**What is required**: Below are the records; locate each line with the word "JSON" and copy it.
— BEGIN Data shown —
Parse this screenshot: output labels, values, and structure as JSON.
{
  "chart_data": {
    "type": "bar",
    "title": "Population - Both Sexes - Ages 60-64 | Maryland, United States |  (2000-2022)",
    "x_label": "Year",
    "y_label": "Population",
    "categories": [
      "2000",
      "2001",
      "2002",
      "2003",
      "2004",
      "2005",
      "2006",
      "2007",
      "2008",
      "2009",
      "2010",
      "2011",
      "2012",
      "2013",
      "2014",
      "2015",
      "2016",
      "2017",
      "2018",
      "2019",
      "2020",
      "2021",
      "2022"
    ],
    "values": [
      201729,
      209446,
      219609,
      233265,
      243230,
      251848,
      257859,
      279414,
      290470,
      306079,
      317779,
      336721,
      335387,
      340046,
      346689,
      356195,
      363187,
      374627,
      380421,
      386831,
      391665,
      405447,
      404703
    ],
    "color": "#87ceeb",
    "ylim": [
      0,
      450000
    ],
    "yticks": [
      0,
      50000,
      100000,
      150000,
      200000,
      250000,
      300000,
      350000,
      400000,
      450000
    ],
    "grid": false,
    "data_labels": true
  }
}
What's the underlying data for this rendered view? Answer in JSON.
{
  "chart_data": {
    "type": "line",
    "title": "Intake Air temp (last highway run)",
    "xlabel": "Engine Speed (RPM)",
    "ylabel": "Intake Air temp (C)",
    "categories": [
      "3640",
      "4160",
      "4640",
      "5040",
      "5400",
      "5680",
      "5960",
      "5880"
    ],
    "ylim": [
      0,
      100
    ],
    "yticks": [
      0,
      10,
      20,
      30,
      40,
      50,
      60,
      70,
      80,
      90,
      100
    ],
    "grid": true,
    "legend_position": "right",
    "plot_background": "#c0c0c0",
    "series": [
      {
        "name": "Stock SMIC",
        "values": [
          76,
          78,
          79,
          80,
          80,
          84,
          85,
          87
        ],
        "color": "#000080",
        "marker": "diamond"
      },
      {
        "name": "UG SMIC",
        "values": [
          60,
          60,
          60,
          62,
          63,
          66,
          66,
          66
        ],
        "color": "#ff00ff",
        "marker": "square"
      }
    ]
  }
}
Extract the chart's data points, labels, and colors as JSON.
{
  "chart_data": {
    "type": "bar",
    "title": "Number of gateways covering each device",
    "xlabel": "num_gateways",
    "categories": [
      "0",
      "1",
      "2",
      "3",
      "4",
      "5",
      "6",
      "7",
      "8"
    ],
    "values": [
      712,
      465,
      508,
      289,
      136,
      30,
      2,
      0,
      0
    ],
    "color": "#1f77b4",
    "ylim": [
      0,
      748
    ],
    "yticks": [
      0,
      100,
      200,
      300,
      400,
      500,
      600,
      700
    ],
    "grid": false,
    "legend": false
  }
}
— END Data shown —
**Expected answer**:
Parse this screenshot: output labels, values, and structure as JSON.
What's the underlying data for this rendered view? Answer in JSON.
Extract the chart's data points, labels, and colors as JSON.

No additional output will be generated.